→ **WHAT IS NEEDED**:
Reproduce all the entries precisely.

───── SOURCE DATA

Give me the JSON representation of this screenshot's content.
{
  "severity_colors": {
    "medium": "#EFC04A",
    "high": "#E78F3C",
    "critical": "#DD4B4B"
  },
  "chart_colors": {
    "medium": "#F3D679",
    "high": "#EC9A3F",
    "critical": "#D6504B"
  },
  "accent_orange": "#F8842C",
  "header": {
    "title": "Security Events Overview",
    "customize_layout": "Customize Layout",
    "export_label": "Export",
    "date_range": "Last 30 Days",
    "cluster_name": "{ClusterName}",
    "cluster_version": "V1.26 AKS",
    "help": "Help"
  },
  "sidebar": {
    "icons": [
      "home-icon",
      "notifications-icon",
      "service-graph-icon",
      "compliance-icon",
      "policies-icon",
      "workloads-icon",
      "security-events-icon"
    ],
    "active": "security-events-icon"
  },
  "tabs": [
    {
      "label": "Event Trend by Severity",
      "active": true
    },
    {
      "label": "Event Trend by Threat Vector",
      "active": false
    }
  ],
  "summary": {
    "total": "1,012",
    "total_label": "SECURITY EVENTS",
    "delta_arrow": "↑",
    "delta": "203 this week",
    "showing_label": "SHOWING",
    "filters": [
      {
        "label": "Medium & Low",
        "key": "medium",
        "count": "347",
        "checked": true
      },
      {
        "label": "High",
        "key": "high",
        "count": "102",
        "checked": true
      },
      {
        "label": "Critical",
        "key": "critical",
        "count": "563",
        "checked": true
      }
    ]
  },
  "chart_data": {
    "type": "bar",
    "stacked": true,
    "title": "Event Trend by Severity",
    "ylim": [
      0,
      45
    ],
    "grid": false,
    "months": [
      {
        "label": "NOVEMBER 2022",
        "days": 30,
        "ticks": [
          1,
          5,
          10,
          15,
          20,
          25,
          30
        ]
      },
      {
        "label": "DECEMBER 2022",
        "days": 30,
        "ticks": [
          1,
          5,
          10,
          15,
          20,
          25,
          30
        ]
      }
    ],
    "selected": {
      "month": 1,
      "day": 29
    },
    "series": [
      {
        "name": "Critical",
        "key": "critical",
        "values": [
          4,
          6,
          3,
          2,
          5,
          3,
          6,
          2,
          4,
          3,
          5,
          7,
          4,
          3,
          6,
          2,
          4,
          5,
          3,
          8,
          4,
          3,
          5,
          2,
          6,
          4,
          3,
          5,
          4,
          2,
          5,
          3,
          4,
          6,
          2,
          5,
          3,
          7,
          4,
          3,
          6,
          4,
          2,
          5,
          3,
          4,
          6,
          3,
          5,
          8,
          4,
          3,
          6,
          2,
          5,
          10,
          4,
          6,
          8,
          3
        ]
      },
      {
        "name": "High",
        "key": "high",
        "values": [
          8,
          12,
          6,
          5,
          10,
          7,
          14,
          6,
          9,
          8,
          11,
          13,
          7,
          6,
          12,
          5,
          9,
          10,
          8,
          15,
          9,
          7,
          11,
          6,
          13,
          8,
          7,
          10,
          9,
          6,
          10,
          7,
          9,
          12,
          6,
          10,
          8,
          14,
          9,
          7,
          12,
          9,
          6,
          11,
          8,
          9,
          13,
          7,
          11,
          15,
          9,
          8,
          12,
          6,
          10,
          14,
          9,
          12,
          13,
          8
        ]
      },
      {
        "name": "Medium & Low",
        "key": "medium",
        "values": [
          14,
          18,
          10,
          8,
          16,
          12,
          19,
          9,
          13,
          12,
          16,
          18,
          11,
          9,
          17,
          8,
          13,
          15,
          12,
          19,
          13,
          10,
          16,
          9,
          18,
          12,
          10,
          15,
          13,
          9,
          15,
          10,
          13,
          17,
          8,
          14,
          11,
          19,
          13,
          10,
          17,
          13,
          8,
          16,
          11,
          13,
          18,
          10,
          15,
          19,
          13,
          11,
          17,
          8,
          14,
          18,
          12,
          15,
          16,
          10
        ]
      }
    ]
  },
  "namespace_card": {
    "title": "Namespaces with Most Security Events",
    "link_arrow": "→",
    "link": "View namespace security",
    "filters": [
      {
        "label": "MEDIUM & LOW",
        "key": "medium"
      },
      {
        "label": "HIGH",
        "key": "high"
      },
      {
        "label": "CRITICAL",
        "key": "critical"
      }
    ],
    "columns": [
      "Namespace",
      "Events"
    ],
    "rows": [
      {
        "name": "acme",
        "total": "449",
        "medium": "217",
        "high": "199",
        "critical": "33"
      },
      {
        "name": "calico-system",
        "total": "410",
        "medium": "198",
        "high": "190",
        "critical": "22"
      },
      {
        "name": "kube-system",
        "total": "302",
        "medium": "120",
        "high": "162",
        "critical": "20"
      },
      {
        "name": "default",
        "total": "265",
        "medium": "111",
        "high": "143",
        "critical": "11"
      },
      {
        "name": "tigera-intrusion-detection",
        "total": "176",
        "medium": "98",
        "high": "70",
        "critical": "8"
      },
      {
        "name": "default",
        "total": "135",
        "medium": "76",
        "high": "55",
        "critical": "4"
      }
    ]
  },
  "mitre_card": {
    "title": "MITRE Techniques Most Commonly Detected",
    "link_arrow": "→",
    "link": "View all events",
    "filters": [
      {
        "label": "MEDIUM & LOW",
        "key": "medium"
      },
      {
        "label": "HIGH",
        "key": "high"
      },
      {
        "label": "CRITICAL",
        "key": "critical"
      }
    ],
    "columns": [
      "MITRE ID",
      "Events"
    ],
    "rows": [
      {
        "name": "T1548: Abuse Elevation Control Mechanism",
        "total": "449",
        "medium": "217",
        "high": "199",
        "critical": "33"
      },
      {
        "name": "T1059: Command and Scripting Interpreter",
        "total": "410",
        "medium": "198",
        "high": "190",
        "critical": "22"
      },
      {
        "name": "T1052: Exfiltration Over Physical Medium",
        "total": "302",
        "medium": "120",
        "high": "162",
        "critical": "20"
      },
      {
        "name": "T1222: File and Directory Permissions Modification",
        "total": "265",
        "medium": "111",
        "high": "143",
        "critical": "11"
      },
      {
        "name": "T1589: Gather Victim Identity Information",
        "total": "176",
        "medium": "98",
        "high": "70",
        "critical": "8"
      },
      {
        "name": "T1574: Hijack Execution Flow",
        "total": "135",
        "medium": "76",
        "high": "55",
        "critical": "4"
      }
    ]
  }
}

──────────

→ **RIGHT ANSWER**:
Give me the JSON representation of this screenshot's content.
{
  "severity_colors": {
    "medium": "#EFC04A",
    "high": "#E78F3C",
    "critical": "#DD4B4B"
  },
  "chart_colors": {
    "medium": "#F3D679",
    "high": "#EC9A3F",
    "critical": "#D6504B"
  },
  "accent_orange": "#F8842C",
  "header": {
    "title": "Security Events Overview",
    "customize_layout": "Customize Layout",
    "export_label": "Export",
    "date_range": "Last 30 Days",
    "cluster_name": "{ClusterName}",
    "cluster_version": "V1.26 AKS",
    "help": "Help"
  },
  "sidebar": {
    "icons": [
      "home-icon",
      "notifications-icon",
      "service-graph-icon",
      "compliance-icon",
      "policies-icon",
      "workloads-icon",
      "security-events-icon"
    ],
    "active": "security-events-icon"
  },
  "tabs": [
    {
      "label": "Event Trend by Severity",
      "active": true
    },
    {
      "label": "Event Trend by Threat Vector",
      "active": false
    }
  ],
  "summary": {
    "total": "1,012",
    "total_label": "SECURITY EVENTS",
    "delta_arrow": "↑",
    "delta": "203 this week",
    "showing_label": "SHOWING",
    "filters": [
      {
        "label": "Medium & Low",
        "key": "medium",
        "count": "347",
        "checked": true
      },
      {
        "label": "High",
        "key": "high",
        "count": "102",
        "checked": true
      },
      {
        "label": "Critical",
        "key": "critical",
        "count": "563",
        "checked": true
      }
    ]
  },
  "chart_data": {
    "type": "bar",
    "stacked": true,
    "title": "Event Trend by Severity",
    "ylim": [
      0,
      45
    ],
    "grid": false,
    "months": [
      {
        "label": "NOVEMBER 2022",
        "days": 30,
        "ticks": [
          1,
          5,
          10,
          15,
          20,
          25,
          30
        ]
      },
      {
        "label": "DECEMBER 2022",
        "days": 30,
        "ticks": [
          1,
          5,
          10,
          15,
          20,
          25,
          30
        ]
      }
    ],
    "selected": {
      "month": 1,
      "day": 29
    },
    "series": [
      {
        "name": "Critical",
        "key": "critical",
        "values": [
          4,
          6,
          3,
          2,
          5,
          3,
          6,
          2,
          4,
          3,
          5,
          7,
          4,
          3,
          6,
          2,
          4,
          5,
          3,
          8,
          4,
          3,
          5,
          2,
          6,
          4,
          3,
          5,
          4,
          2,
          5,
          3,
          4,
          6,
          2,
          5,
          3,
          7,
          4,
          3,
          6,
          4,
          2,
          5,
          3,
          4,
          6,
          3,
          5,
          8,
          4,
          3,
          6,
          2,
          5,
          10,
          4,
          6,
          8,
          3
        ]
      },
      {
        "name": "High",
        "key": "high",
        "values": [
          8,
          12,
          6,
          5,
          10,
          7,
          14,
          6,
          9,
          8,
          11,
          13,
          7,
          6,
          12,
          5,
          9,
          10,
          8,
          15,
          9,
          7,
          11,
          6,
          13,
          8,
          7,
          10,
          9,
          6,
          10,
          7,
          9,
          12,
          6,
          10,
          8,
          14,
          9,
          7,
          12,
          9,
          6,
          11,
          8,
          9,
          13,
          7,
          11,
          15,
          9,
          8,
          12,
          6,
          10,
          14,
          9,
          12,
          13,
          8
        ]
      },
      {
        "name": "Medium & Low",
        "key": "medium",
        "values": [
          14,
          18,
          10,
          8,
          16,
          12,
          19,
          9,
          13,
          12,
          16,
          18,
          11,
          9,
          17,
          8,
          13,
          15,
          12,
          19,
          13,
          10,
          16,
          9,
          18,
          12,
          10,
          15,
          13,
          9,
          15,
          10,
          13,
          17,
          8,
          14,
          11,
          19,
          13,
          10,
          17,
          13,
          8,
          16,
          11,
          13,
          18,
          10,
          15,
          19,
          13,
          11,
          17,
          8,
          14,
          18,
          12,
          15,
          16,
          10
        ]
      }
    ]
  },
  "namespace_card": {
    "title": "Namespaces with Most Security Events",
    "link_arrow": "→",
    "link": "View namespace security",
    "filters": [
      {
        "label": "MEDIUM & LOW",
        "key": "medium"
      },
      {
        "label": "HIGH",
        "key": "high"
      },
      {
        "label": "CRITICAL",
        "key": "critical"
      }
    ],
    "columns": [
      "Namespace",
      "Events"
    ],
    "rows": [
      {
        "name": "acme",
        "total": "449",
        "medium": "217",
        "high": "199",
        "critical": "33"
      },
      {
        "name": "calico-system",
        "total": "410",
        "medium": "198",
        "high": "190",
        "critical": "22"
      },
      {
        "name": "kube-system",
        "total": "302",
        "medium": "120",
        "high": "162",
        "critical": "20"
      },
      {
        "name": "default",
        "total": "265",
        "medium": "111",
        "high": "143",
        "critical": "11"
      },
      {
        "name": "tigera-intrusion-detection",
        "total": "176",
        "medium": "98",
        "high": "70",
        "critical": "8"
      },
      {
        "name": "default",
        "total": "135",
        "medium": "76",
        "high": "55",
        "critical": "4"
      }
    ]
  },
  "mitre_card": {
    "title": "MITRE Techniques Most Commonly Detected",
    "link_arrow": "→",
    "link": "View all events",
    "filters": [
      {
        "label": "MEDIUM & LOW",
        "key": "medium"
      },
      {
        "label": "HIGH",
        "key": "high"
      },
      {
        "label": "CRITICAL",
        "key": "critical"
      }
    ],
    "columns": [
      "MITRE ID",
      "Events"
    ],
    "rows": [
      {
        "name": "T1548: Abuse Elevation Control Mechanism",
        "total": "449",
        "medium": "217",
        "high": "199",
        "critical": "33"
      },
      {
        "name": "T1059: Command and Scripting Interpreter",
        "total": "410",
        "medium": "198",
        "high": "190",
        "critical": "22"
      },
      {
        "name": "T1052: Exfiltration Over Physical Medium",
        "total": "302",
        "medium": "120",
        "high": "162",
        "critical": "20"
      },
      {
        "name": "T1222: File and Directory Permissions Modification",
        "total": "265",
        "medium": "111",
        "high": "143",
        "critical": "11"
      },
      {
        "name": "T1589: Gather Victim Identity Information",
        "total": "176",
        "medium": "98",
        "high": "70",
        "critical": "8"
      },
      {
        "name": "T1574: Hijack Execution Flow",
        "total": "135",
        "medium": "76",
        "high": "55",
        "critical": "4"
      }
    ]
  }
}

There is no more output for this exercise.